EXERCISE TASK → Copy out all lines in the data below containing the string "Sensor".

INPUT ROWS →
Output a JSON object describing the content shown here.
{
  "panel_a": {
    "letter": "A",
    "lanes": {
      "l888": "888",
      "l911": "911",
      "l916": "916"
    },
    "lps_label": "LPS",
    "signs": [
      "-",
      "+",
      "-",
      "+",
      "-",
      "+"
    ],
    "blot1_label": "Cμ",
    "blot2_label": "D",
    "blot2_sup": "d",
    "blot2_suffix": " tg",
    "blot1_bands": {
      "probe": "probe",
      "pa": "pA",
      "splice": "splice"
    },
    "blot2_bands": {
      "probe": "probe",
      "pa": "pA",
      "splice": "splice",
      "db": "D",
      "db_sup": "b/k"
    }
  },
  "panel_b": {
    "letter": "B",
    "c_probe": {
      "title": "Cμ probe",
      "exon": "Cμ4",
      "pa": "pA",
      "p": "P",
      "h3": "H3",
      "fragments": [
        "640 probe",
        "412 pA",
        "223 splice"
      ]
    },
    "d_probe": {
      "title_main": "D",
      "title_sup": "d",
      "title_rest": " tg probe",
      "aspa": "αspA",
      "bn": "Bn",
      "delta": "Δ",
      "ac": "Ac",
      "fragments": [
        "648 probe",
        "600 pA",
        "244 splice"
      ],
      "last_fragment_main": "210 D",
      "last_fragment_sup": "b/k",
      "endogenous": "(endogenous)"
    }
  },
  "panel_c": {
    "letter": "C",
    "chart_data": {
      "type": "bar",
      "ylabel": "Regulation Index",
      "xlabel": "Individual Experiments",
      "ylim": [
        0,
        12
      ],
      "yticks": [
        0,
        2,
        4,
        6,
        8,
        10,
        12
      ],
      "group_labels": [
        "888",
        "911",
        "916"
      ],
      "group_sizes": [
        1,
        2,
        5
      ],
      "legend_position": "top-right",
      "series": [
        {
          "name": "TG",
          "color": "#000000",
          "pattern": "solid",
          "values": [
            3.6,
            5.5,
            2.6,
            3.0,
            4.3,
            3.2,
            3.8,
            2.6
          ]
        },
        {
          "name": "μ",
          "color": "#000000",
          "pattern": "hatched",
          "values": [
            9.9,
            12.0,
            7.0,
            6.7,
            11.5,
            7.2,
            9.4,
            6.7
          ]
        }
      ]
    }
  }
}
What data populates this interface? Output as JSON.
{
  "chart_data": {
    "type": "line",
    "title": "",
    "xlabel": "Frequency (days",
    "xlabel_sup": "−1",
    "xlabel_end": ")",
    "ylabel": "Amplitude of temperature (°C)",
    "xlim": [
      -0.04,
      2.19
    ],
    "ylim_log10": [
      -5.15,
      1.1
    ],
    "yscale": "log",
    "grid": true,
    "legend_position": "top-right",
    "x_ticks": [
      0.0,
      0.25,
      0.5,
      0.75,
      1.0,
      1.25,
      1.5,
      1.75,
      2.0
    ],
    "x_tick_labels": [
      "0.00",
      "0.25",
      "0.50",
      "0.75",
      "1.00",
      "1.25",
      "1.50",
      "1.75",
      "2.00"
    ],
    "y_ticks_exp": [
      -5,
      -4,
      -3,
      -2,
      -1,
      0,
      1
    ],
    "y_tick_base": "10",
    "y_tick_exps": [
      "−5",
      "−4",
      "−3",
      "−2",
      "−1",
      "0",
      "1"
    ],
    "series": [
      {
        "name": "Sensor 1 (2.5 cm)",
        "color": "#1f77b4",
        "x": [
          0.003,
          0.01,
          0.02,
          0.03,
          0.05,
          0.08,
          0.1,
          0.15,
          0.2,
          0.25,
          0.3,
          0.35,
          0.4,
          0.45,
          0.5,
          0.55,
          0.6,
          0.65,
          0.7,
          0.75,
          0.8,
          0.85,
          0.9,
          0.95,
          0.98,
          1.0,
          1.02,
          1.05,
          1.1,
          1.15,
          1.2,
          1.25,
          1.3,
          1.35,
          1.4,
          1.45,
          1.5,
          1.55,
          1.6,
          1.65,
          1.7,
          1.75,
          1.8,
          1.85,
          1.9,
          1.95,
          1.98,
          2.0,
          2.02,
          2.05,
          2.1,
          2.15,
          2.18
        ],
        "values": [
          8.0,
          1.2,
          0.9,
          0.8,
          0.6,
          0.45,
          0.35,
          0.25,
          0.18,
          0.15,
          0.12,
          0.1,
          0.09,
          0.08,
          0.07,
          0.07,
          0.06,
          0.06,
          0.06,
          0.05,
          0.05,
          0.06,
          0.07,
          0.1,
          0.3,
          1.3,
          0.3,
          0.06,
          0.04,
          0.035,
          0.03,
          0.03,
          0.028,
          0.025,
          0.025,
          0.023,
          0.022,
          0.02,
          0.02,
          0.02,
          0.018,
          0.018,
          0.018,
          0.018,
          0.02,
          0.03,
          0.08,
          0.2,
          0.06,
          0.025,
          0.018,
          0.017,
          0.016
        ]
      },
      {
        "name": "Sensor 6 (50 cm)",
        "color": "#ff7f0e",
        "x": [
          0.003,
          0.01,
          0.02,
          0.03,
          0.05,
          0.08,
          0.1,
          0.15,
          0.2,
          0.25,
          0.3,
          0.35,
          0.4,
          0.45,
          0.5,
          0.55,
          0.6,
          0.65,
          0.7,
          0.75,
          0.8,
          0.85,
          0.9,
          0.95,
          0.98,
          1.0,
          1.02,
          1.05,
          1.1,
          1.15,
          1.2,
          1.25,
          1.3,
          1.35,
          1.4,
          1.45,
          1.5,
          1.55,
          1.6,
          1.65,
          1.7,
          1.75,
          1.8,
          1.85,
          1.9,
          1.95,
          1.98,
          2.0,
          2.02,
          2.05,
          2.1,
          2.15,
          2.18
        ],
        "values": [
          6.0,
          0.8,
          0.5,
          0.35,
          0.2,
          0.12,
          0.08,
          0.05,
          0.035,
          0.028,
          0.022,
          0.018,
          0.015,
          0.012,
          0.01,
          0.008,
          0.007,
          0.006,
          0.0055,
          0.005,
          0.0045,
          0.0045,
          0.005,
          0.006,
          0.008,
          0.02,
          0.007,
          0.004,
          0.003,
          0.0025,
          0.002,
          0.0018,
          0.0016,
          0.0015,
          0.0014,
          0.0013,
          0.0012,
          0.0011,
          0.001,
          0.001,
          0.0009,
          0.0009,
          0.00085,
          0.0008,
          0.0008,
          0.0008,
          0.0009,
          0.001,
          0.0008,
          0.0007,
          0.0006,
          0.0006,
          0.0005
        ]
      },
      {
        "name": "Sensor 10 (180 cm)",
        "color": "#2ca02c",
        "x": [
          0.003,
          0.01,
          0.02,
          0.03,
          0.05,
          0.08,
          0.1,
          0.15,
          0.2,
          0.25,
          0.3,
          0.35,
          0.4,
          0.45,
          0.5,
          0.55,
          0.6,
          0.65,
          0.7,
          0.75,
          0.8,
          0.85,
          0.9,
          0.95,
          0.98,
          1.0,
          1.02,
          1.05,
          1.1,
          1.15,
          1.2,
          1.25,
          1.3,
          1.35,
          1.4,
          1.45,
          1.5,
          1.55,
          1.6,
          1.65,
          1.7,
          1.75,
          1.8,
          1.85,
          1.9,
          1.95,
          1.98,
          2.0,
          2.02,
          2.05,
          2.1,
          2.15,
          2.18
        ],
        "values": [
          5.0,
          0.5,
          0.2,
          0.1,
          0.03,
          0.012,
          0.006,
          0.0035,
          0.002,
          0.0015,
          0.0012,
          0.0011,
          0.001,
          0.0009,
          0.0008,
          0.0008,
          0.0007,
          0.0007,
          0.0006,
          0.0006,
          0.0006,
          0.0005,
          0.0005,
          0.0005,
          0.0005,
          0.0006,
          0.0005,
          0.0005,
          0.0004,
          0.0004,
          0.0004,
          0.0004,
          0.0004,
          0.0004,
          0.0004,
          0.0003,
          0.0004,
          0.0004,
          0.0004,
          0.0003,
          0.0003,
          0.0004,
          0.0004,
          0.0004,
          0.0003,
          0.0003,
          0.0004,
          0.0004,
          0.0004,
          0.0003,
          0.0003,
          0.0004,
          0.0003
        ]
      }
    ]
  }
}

SOLUTION TO THIS TASK →
        "name": "Sensor 1 (2.5 cm)",
        "name": "Sensor 6 (50 cm)",
        "name": "Sensor 10 (180 cm)",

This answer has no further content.